BEGIN

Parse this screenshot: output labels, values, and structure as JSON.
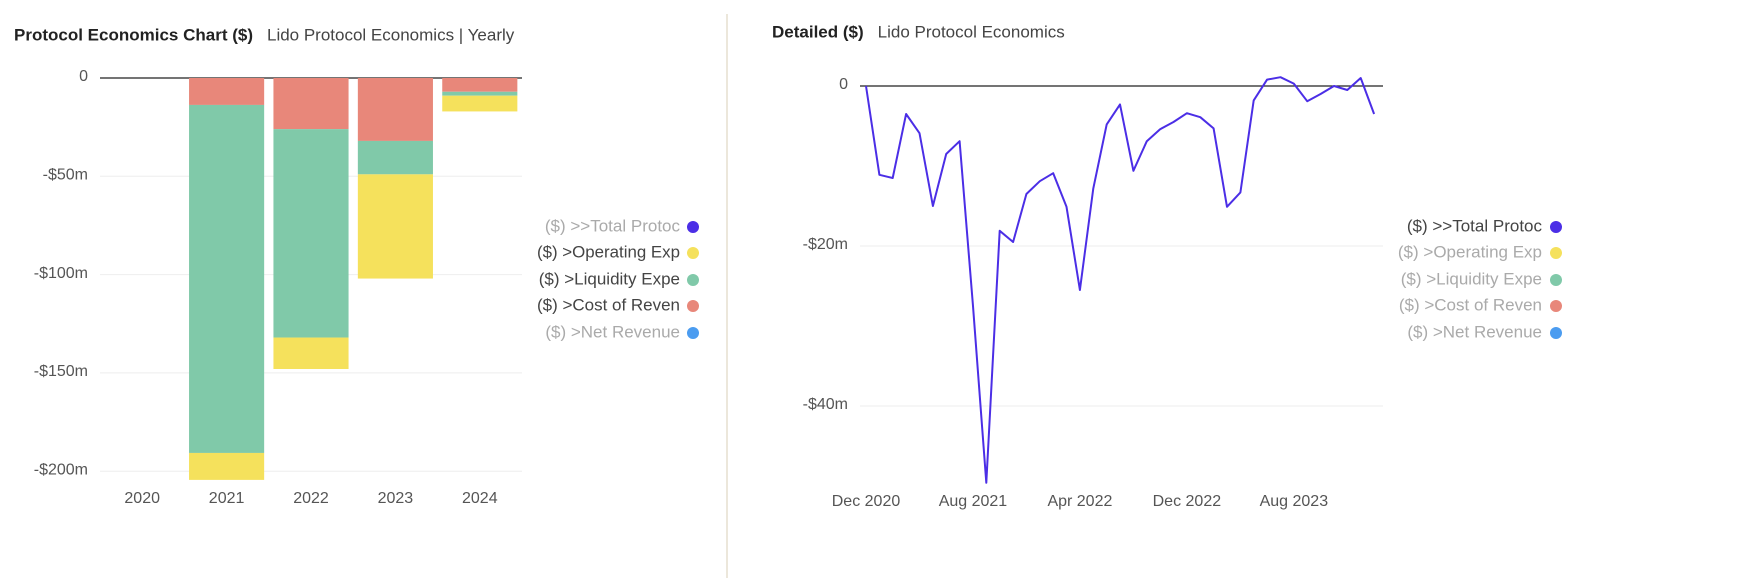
{
  "chart_data": [
    {
      "type": "bar",
      "stacked": true,
      "title": "Protocol Economics Chart ($)",
      "subtitle": "Lido Protocol Economics | Yearly",
      "categories": [
        "2020",
        "2021",
        "2022",
        "2023",
        "2024"
      ],
      "series": [
        {
          "color": "#e8877a",
          "values": [
            0,
            -13.7,
            -26,
            -32,
            -7
          ]
        },
        {
          "color": "#80c9a9",
          "values": [
            0,
            -177,
            -106,
            -17,
            -2
          ]
        },
        {
          "color": "#f5e15c",
          "values": [
            0,
            -13.7,
            -16,
            -53,
            -8
          ]
        }
      ],
      "ylim": [
        -207,
        0
      ],
      "yticks": [
        0,
        {
          "value": -50,
          "label": "-$50m"
        },
        {
          "value": -100,
          "label": "-$100m"
        },
        {
          "value": -150,
          "label": "-$150m"
        },
        {
          "value": -200,
          "label": "-$200m"
        }
      ],
      "grid": true,
      "legend_position": "right",
      "legend": [
        {
          "name": "($) >>Total Protoc",
          "color": "#4b2ee6",
          "enabled": false
        },
        {
          "name": "($) >Operating Exp",
          "color": "#f5e15c",
          "enabled": true
        },
        {
          "name": "($) >Liquidity Expe",
          "color": "#80c9a9",
          "enabled": true
        },
        {
          "name": "($) >Cost of Reven",
          "color": "#e8877a",
          "enabled": true
        },
        {
          "name": "($) >Net Revenue",
          "color": "#4b9cf0",
          "enabled": false
        }
      ]
    },
    {
      "type": "line",
      "title": "Detailed ($)",
      "subtitle": "Lido Protocol Economics",
      "categories": [
        "Dec 2020",
        null,
        null,
        null,
        null,
        null,
        null,
        null,
        "Aug 2021",
        null,
        null,
        null,
        null,
        null,
        null,
        null,
        "Apr 2022",
        null,
        null,
        null,
        null,
        null,
        null,
        null,
        "Dec 2022",
        null,
        null,
        null,
        null,
        null,
        null,
        null,
        "Aug 2023",
        null,
        null,
        null,
        null,
        null,
        null
      ],
      "series": [
        {
          "color": "#4b2ee6",
          "values": [
            0,
            -11.1,
            -11.5,
            -3.5,
            -5.9,
            -15,
            -8.5,
            -6.9,
            -27.5,
            -49.6,
            -18.1,
            -19.5,
            -13.5,
            -11.9,
            -10.9,
            -15.1,
            -25.5,
            -12.8,
            -4.8,
            -2.3,
            -10.6,
            -6.9,
            -5.4,
            -4.5,
            -3.4,
            -3.9,
            -5.3,
            -15.1,
            -13.3,
            -1.8,
            0.8,
            1.1,
            0.3,
            -1.9,
            -1,
            0,
            -0.5,
            1,
            -3.5
          ]
        }
      ],
      "ylim": [
        -50.5,
        2
      ],
      "yticks": [
        0,
        {
          "value": -20,
          "label": "-$20m"
        },
        {
          "value": -40,
          "label": "-$40m"
        }
      ],
      "grid": true,
      "legend_position": "right",
      "legend": [
        {
          "name": "($) >>Total Protoc",
          "color": "#4b2ee6",
          "enabled": true
        },
        {
          "name": "($) >Operating Exp",
          "color": "#f5e15c",
          "enabled": false
        },
        {
          "name": "($) >Liquidity Expe",
          "color": "#80c9a9",
          "enabled": false
        },
        {
          "name": "($) >Cost of Reven",
          "color": "#e8877a",
          "enabled": false
        },
        {
          "name": "($) >Net Revenue",
          "color": "#4b9cf0",
          "enabled": false
        }
      ]
    }
  ]
}
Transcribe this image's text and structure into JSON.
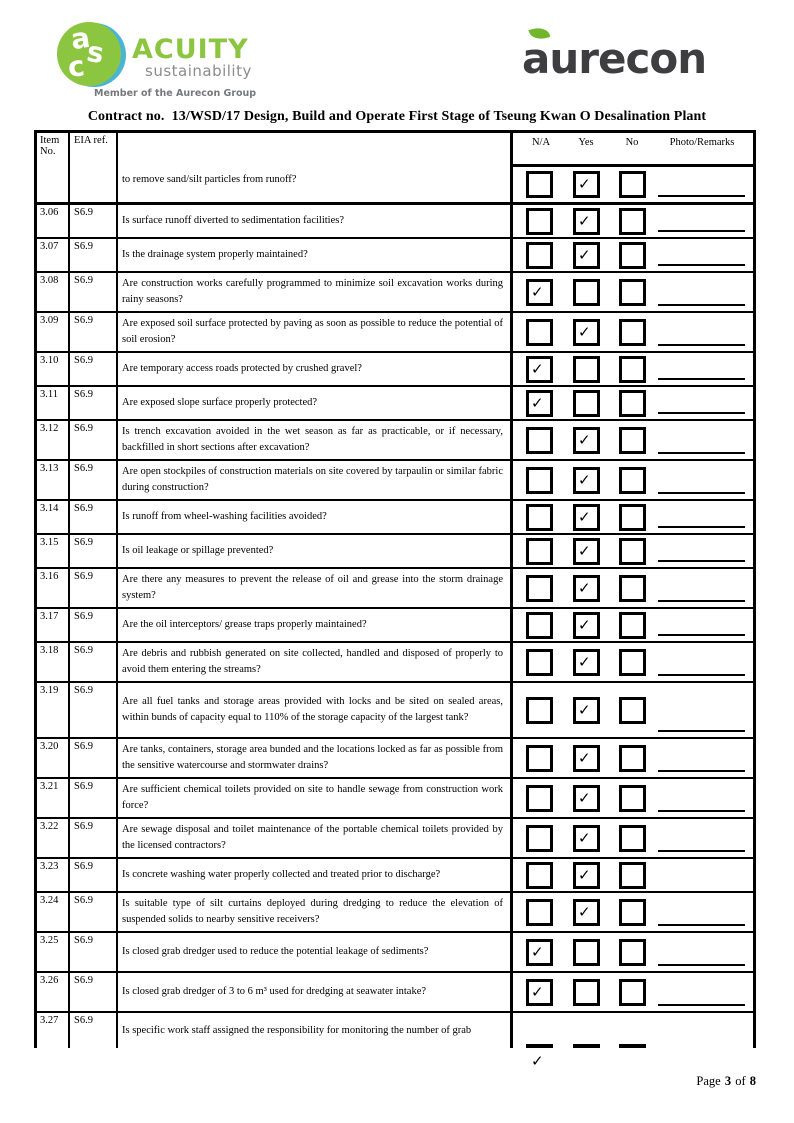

END

Output the entries above exactly, without their pictures.

Parse this screenshot: output labels, values, and structure as JSON.
{
  "chart_data": [
    {
      "type": "bar",
      "stacked": true,
      "title": "Protocol Economics Chart ($)",
      "subtitle": "Lido Protocol Economics | Yearly",
      "categories": [
        "2020",
        "2021",
        "2022",
        "2023",
        "2024"
      ],
      "series": [
        {
          "color": "#e8877a",
          "values": [
            0,
            -13.7,
            -26,
            -32,
            -7
          ]
        },
        {
          "color": "#80c9a9",
          "values": [
            0,
            -177,
            -106,
            -17,
            -2
          ]
        },
        {
          "color": "#f5e15c",
          "values": [
            0,
            -13.7,
            -16,
            -53,
            -8
          ]
        }
      ],
      "ylim": [
        -207,
        0
      ],
      "yticks": [
        0,
        {
          "value": -50,
          "label": "-$50m"
        },
        {
          "value": -100,
          "label": "-$100m"
        },
        {
          "value": -150,
          "label": "-$150m"
        },
        {
          "value": -200,
          "label": "-$200m"
        }
      ],
      "grid": true,
      "legend_position": "right",
      "legend": [
        {
          "name": "($) >>Total Protoc",
          "color": "#4b2ee6",
          "enabled": false
        },
        {
          "name": "($) >Operating Exp",
          "color": "#f5e15c",
          "enabled": true
        },
        {
          "name": "($) >Liquidity Expe",
          "color": "#80c9a9",
          "enabled": true
        },
        {
          "name": "($) >Cost of Reven",
          "color": "#e8877a",
          "enabled": true
        },
        {
          "name": "($) >Net Revenue",
          "color": "#4b9cf0",
          "enabled": false
        }
      ]
    },
    {
      "type": "line",
      "title": "Detailed ($)",
      "subtitle": "Lido Protocol Economics",
      "categories": [
        "Dec 2020",
        null,
        null,
        null,
        null,
        null,
        null,
        null,
        "Aug 2021",
        null,
        null,
        null,
        null,
        null,
        null,
        null,
        "Apr 2022",
        null,
        null,
        null,
        null,
        null,
        null,
        null,
        "Dec 2022",
        null,
        null,
        null,
        null,
        null,
        null,
        null,
        "Aug 2023",
        null,
        null,
        null,
        null,
        null,
        null
      ],
      "series": [
        {
          "color": "#4b2ee6",
          "values": [
            0,
            -11.1,
            -11.5,
            -3.5,
            -5.9,
            -15,
            -8.5,
            -6.9,
            -27.5,
            -49.6,
            -18.1,
            -19.5,
            -13.5,
            -11.9,
            -10.9,
            -15.1,
            -25.5,
            -12.8,
            -4.8,
            -2.3,
            -10.6,
            -6.9,
            -5.4,
            -4.5,
            -3.4,
            -3.9,
            -5.3,
            -15.1,
            -13.3,
            -1.8,
            0.8,
            1.1,
            0.3,
            -1.9,
            -1,
            0,
            -0.5,
            1,
            -3.5
          ]
        }
      ],
      "ylim": [
        -50.5,
        2
      ],
      "yticks": [
        0,
        {
          "value": -20,
          "label": "-$20m"
        },
        {
          "value": -40,
          "label": "-$40m"
        }
      ],
      "grid": true,
      "legend_position": "right",
      "legend": [
        {
          "name": "($) >>Total Protoc",
          "color": "#4b2ee6",
          "enabled": true
        },
        {
          "name": "($) >Operating Exp",
          "color": "#f5e15c",
          "enabled": false
        },
        {
          "name": "($) >Liquidity Expe",
          "color": "#80c9a9",
          "enabled": false
        },
        {
          "name": "($) >Cost of Reven",
          "color": "#e8877a",
          "enabled": false
        },
        {
          "name": "($) >Net Revenue",
          "color": "#4b9cf0",
          "enabled": false
        }
      ]
    }
  ]
}
Transcribe this image's text and structure into JSON.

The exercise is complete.